**Exercise requirements**
Track down each line that has the word "ordinària" and copy it.

☆ ☆ ☆ ☆

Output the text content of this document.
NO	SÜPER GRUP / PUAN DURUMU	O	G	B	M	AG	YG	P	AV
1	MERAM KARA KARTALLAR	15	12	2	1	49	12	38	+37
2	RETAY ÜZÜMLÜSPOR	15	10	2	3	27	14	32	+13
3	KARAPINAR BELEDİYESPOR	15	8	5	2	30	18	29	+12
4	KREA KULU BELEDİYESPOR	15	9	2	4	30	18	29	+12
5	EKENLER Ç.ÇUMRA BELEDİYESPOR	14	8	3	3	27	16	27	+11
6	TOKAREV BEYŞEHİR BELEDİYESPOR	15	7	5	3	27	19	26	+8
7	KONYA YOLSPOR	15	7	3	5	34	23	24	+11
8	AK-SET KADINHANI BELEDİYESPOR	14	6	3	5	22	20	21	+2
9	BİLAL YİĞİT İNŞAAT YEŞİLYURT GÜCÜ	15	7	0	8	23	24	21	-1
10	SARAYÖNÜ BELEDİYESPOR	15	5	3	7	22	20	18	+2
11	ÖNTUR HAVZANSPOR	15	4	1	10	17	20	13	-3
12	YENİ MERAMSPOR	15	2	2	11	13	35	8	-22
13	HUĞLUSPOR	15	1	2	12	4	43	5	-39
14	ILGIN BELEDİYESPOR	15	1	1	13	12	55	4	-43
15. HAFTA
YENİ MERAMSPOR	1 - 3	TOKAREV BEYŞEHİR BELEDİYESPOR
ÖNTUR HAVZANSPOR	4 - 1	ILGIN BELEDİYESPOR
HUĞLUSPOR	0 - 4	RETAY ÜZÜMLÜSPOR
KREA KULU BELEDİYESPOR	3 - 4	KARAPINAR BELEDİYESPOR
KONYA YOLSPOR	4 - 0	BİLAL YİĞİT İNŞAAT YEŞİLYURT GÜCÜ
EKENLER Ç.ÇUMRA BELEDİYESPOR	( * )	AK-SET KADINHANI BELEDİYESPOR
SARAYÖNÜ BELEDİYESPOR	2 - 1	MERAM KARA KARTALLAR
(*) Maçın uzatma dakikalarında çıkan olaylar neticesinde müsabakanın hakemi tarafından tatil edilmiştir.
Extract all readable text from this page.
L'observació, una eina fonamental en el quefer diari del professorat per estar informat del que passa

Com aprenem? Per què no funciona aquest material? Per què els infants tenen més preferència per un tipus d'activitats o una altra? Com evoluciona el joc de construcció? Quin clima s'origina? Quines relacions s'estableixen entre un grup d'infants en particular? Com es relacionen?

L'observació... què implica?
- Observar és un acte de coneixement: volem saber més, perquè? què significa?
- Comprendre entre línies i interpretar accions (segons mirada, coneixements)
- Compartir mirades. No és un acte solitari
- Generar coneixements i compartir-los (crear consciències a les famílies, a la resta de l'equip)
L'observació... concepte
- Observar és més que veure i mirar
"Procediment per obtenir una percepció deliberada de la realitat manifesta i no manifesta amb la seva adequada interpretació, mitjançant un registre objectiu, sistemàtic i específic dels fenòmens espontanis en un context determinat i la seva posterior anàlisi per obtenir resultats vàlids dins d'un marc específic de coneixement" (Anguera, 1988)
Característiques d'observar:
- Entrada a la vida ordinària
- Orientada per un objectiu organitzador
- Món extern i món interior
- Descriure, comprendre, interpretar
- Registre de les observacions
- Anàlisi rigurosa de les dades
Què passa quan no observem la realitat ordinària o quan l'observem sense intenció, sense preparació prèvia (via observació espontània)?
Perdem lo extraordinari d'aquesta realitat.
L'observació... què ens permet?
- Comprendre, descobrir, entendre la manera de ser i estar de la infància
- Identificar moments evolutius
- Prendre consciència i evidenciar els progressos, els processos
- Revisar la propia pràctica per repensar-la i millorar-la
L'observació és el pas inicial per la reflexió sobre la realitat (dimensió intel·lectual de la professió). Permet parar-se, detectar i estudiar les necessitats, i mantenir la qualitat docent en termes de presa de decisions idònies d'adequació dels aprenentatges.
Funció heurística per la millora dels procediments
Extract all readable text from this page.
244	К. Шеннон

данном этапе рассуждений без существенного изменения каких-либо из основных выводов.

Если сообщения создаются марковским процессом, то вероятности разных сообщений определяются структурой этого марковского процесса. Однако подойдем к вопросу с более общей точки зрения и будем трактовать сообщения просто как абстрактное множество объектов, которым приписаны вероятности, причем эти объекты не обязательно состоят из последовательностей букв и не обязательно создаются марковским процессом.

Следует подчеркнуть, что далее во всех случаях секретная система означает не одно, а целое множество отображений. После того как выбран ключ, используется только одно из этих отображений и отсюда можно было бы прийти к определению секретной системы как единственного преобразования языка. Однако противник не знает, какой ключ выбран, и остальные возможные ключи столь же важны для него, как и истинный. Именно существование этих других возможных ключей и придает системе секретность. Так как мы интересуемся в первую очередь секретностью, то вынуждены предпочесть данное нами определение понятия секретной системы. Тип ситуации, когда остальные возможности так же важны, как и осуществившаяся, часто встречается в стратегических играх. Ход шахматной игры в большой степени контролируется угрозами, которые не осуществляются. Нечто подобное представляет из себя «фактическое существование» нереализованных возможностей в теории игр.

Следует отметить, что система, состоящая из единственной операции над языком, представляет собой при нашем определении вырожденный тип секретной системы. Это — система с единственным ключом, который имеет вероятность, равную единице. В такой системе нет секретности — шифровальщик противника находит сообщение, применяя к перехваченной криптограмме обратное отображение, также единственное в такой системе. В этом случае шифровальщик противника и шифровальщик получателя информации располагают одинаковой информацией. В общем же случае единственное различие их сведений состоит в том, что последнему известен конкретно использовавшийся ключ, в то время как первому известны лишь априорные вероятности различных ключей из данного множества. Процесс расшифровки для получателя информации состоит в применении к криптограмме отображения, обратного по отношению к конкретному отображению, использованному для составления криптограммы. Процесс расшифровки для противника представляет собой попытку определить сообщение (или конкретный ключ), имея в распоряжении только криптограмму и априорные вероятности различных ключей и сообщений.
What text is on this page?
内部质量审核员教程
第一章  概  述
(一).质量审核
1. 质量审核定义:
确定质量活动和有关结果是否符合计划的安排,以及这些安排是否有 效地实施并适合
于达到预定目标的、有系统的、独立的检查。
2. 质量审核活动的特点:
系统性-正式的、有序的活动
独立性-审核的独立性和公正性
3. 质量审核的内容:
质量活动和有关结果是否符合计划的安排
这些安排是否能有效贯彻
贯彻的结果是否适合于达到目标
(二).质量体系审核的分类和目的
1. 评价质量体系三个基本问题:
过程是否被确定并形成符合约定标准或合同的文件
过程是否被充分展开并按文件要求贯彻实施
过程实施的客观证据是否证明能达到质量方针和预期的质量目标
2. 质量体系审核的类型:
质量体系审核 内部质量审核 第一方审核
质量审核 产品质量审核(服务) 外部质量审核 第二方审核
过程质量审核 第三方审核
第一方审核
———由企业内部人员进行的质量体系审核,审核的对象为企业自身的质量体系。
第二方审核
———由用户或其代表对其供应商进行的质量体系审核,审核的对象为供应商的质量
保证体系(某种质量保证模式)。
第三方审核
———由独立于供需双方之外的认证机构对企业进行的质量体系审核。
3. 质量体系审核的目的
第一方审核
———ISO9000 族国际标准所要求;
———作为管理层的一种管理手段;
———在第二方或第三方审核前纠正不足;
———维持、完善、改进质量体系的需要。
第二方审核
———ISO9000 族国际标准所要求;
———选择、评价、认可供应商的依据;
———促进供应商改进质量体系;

☆ ☆ ☆ ☆

**Reply**
- Entrada a la vida ordinària
Què passa quan no observem la realitat ordinària o quan l'observem sense intenció, sense preparació prèvia (via observació espontània)?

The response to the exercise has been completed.